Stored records
--- BEGIN ---

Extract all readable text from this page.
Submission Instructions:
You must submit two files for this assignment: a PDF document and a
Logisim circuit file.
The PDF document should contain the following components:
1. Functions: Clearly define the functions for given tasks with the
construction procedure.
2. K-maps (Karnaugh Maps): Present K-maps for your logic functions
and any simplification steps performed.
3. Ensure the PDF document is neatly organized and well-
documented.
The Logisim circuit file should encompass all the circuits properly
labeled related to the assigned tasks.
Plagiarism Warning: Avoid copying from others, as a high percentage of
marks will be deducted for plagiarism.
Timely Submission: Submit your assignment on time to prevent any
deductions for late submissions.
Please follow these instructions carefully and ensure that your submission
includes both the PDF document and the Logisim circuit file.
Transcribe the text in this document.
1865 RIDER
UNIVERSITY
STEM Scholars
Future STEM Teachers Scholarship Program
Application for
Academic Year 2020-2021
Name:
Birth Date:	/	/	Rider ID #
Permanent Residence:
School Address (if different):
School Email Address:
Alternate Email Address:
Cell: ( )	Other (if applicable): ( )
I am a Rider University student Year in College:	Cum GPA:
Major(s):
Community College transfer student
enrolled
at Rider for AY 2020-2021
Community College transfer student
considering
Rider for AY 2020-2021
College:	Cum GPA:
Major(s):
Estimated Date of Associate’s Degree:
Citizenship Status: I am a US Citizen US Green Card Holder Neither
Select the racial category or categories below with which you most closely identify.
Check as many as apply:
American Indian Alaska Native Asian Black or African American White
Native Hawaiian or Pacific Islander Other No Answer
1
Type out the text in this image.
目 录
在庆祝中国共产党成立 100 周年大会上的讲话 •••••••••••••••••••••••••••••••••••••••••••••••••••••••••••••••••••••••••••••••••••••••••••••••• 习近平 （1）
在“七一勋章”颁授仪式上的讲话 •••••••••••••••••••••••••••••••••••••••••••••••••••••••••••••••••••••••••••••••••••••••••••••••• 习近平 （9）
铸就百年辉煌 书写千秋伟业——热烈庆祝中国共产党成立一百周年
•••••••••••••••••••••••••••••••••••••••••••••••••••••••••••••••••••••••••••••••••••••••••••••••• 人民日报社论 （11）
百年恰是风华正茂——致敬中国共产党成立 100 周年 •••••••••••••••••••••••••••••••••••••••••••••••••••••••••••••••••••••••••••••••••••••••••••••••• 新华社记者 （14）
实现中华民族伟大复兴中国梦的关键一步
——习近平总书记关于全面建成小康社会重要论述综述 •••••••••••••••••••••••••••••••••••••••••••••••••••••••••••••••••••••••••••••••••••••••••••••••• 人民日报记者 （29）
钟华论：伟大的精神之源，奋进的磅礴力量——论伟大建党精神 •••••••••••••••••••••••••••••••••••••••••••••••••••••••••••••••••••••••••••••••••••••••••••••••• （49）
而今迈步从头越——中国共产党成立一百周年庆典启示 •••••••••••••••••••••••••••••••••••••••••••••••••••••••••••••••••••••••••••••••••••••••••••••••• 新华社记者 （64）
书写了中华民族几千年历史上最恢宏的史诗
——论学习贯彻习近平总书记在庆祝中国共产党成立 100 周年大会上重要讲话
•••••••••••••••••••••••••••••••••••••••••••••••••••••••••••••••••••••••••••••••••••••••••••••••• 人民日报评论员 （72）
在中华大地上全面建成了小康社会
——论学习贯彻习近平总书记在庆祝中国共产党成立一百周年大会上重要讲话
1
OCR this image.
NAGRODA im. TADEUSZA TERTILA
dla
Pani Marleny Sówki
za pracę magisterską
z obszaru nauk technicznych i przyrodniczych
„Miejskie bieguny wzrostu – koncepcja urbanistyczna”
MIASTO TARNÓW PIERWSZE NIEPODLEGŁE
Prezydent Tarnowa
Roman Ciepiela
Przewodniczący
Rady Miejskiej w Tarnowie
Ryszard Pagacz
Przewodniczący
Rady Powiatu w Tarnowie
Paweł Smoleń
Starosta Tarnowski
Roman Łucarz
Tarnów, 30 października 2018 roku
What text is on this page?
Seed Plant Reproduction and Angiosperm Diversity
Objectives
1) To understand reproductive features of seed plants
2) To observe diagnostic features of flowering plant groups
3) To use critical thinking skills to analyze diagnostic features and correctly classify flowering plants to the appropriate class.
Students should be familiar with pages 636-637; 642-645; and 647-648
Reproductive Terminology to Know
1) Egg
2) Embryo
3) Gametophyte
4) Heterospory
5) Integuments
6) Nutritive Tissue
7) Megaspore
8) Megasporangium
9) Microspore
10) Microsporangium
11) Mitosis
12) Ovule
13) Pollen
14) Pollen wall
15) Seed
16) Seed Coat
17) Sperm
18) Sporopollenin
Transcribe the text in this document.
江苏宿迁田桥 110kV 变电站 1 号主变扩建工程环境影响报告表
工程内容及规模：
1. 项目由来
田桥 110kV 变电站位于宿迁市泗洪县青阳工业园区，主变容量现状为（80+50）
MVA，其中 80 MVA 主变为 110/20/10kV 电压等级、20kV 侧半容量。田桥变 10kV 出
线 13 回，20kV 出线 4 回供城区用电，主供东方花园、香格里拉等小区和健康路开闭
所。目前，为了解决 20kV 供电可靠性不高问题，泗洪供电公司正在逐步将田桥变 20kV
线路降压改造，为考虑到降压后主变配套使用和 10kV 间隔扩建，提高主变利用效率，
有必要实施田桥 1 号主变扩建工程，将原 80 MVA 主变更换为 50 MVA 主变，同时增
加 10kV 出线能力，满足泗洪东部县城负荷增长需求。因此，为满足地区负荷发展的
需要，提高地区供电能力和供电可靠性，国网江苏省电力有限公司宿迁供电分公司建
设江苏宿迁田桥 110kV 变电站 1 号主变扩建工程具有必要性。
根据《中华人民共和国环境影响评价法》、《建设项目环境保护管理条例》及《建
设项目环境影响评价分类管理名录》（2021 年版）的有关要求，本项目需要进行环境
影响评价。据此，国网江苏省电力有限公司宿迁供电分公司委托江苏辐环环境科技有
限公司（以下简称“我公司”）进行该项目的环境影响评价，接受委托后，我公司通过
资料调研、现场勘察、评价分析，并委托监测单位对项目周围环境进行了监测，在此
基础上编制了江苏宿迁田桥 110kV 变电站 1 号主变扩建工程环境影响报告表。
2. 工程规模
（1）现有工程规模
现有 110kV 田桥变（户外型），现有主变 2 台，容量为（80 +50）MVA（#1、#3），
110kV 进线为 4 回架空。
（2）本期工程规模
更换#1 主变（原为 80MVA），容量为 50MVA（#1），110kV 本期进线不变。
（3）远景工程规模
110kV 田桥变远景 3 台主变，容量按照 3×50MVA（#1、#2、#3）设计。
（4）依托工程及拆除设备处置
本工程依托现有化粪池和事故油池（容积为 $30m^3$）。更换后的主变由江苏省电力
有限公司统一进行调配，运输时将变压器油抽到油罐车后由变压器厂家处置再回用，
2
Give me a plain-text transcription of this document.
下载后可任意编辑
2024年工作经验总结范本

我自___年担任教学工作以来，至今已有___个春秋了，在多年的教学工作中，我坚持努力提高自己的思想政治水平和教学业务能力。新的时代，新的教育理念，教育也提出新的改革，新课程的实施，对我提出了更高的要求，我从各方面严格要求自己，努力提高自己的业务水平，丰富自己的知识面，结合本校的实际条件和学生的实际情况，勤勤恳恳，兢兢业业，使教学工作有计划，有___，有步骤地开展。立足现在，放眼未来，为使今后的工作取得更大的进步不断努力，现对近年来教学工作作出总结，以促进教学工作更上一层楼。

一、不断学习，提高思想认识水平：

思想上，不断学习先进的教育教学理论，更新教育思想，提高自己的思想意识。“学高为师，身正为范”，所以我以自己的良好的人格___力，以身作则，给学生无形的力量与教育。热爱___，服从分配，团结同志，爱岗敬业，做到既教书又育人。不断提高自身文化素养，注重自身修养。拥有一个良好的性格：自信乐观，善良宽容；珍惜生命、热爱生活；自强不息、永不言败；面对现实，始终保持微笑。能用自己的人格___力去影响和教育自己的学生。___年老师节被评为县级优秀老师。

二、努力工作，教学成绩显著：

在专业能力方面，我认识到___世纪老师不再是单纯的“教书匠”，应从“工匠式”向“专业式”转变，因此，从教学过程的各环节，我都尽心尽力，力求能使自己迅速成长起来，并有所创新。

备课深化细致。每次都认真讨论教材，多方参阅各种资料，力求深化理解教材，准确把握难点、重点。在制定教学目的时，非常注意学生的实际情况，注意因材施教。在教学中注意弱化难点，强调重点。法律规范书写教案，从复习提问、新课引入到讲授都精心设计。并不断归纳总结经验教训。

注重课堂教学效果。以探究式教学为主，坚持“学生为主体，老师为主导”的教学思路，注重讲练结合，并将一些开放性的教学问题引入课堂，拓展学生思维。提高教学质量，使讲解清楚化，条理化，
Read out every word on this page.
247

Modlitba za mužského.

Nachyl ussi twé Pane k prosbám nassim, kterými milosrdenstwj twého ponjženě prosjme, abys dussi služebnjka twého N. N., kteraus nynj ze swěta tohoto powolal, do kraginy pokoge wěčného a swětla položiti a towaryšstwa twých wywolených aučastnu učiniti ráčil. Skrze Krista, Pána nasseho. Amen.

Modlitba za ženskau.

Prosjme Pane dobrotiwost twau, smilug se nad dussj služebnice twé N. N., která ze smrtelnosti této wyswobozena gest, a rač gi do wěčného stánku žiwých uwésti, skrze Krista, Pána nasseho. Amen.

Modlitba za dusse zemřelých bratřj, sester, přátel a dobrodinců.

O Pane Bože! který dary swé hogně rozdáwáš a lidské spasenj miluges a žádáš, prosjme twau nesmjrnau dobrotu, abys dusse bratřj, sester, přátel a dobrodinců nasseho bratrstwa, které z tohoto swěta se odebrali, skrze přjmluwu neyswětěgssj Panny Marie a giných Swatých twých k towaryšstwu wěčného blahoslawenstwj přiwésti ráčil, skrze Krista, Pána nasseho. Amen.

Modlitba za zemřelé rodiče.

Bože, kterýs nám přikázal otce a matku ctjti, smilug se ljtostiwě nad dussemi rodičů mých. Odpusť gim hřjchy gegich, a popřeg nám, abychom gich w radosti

--- END ---

### Stated exercise
Scan the entries above. Copy each line that has the string "should".

### Exercise result
The PDF document should contain the following components:
The Logisim circuit file should encompass all the circuits properly
Students should be familiar with pages 636-637; 642-645; and 647-648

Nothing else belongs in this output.